#### REQUIRED WORK:
Reproduce all records exactly.

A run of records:
>>>
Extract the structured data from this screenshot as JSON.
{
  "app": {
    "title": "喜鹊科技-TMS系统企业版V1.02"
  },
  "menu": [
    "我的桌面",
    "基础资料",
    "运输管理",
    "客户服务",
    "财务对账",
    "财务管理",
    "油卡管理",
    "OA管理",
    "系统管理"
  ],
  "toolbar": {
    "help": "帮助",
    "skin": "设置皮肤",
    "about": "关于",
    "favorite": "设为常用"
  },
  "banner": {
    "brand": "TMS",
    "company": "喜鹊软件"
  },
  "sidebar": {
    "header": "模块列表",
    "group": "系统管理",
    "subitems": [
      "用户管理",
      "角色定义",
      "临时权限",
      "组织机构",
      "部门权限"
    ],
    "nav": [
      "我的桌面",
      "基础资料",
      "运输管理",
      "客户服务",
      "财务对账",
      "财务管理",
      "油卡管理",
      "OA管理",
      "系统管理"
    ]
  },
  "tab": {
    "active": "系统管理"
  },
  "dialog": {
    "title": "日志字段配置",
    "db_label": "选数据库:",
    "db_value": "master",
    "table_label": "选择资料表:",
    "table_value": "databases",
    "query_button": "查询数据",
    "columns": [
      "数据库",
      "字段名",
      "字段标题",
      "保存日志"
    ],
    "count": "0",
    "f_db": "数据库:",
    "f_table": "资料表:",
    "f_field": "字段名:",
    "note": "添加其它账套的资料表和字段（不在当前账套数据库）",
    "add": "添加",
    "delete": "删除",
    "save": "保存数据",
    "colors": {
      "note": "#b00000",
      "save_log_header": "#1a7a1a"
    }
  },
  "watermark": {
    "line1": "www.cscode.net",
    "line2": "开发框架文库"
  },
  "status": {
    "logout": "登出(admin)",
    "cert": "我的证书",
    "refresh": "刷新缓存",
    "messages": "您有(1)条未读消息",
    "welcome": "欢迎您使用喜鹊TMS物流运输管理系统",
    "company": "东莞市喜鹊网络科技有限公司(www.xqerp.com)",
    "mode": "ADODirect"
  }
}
<<<
#### PROBLEM SOLUTION:
Extract the structured data from this screenshot as JSON.
{
  "app": {
    "title": "喜鹊科技-TMS系统企业版V1.02"
  },
  "menu": [
    "我的桌面",
    "基础资料",
    "运输管理",
    "客户服务",
    "财务对账",
    "财务管理",
    "油卡管理",
    "OA管理",
    "系统管理"
  ],
  "toolbar": {
    "help": "帮助",
    "skin": "设置皮肤",
    "about": "关于",
    "favorite": "设为常用"
  },
  "banner": {
    "brand": "TMS",
    "company": "喜鹊软件"
  },
  "sidebar": {
    "header": "模块列表",
    "group": "系统管理",
    "subitems": [
      "用户管理",
      "角色定义",
      "临时权限",
      "组织机构",
      "部门权限"
    ],
    "nav": [
      "我的桌面",
      "基础资料",
      "运输管理",
      "客户服务",
      "财务对账",
      "财务管理",
      "油卡管理",
      "OA管理",
      "系统管理"
    ]
  },
  "tab": {
    "active": "系统管理"
  },
  "dialog": {
    "title": "日志字段配置",
    "db_label": "选数据库:",
    "db_value": "master",
    "table_label": "选择资料表:",
    "table_value": "databases",
    "query_button": "查询数据",
    "columns": [
      "数据库",
      "字段名",
      "字段标题",
      "保存日志"
    ],
    "count": "0",
    "f_db": "数据库:",
    "f_table": "资料表:",
    "f_field": "字段名:",
    "note": "添加其它账套的资料表和字段（不在当前账套数据库）",
    "add": "添加",
    "delete": "删除",
    "save": "保存数据",
    "colors": {
      "note": "#b00000",
      "save_log_header": "#1a7a1a"
    }
  },
  "watermark": {
    "line1": "www.cscode.net",
    "line2": "开发框架文库"
  },
  "status": {
    "logout": "登出(admin)",
    "cert": "我的证书",
    "refresh": "刷新缓存",
    "messages": "您有(1)条未读消息",
    "welcome": "欢迎您使用喜鹊TMS物流运输管理系统",
    "company": "东莞市喜鹊网络科技有限公司(www.xqerp.com)",
    "mode": "ADODirect"
  }
}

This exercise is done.